SHORT TASK:
Below are some records. How many of their lines contain the string "étude"? Give the number only.

GIVEN INFORMATION:
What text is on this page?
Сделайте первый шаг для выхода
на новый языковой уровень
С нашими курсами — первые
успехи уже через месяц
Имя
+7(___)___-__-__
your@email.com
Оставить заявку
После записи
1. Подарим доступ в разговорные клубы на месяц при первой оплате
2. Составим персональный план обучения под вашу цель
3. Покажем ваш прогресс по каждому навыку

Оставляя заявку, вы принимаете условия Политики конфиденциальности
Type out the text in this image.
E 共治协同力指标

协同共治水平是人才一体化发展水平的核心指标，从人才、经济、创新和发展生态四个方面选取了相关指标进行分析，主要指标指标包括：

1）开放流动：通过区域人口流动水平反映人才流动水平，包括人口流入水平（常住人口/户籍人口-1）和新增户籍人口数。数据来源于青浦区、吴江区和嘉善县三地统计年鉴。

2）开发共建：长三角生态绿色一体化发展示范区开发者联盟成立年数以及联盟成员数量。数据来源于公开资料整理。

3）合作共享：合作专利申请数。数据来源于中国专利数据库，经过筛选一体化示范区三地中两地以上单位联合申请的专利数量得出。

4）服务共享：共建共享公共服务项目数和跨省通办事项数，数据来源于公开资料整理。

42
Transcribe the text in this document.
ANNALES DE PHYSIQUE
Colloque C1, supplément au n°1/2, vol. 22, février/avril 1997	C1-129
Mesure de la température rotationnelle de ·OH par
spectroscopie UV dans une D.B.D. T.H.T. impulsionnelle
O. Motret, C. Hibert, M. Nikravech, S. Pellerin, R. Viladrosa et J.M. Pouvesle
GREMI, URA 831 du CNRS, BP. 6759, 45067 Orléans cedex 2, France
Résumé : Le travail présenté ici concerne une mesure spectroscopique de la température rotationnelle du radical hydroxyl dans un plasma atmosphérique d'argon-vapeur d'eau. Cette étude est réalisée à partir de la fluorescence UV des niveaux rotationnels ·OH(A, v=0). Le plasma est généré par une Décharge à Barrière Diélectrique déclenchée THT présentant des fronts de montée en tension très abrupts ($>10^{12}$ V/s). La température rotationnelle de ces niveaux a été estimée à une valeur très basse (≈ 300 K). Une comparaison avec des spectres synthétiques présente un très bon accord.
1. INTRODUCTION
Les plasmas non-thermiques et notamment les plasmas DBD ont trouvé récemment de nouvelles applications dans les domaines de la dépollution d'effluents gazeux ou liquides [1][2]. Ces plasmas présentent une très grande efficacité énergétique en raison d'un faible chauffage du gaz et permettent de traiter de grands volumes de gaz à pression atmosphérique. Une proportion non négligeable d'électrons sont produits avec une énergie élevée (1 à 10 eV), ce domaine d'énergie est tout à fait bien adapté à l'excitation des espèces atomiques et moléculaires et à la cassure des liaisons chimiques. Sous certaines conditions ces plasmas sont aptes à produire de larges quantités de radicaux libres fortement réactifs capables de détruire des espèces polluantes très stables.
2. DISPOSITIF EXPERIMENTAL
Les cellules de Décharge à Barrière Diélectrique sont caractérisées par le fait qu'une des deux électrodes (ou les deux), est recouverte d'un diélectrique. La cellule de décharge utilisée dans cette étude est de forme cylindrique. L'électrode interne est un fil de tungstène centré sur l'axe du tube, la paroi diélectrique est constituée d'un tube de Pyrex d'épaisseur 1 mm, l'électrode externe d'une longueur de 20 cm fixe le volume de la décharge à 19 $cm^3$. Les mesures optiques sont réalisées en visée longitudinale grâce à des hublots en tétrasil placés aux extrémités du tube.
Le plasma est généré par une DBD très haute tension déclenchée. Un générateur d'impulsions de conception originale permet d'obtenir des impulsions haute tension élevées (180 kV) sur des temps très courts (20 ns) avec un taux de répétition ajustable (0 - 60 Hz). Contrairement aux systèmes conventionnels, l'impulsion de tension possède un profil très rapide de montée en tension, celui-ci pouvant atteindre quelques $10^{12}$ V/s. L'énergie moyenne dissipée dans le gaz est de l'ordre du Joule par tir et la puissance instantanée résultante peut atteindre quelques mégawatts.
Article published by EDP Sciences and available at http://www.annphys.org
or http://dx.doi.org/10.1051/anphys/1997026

EXPECTED ANSWER:
2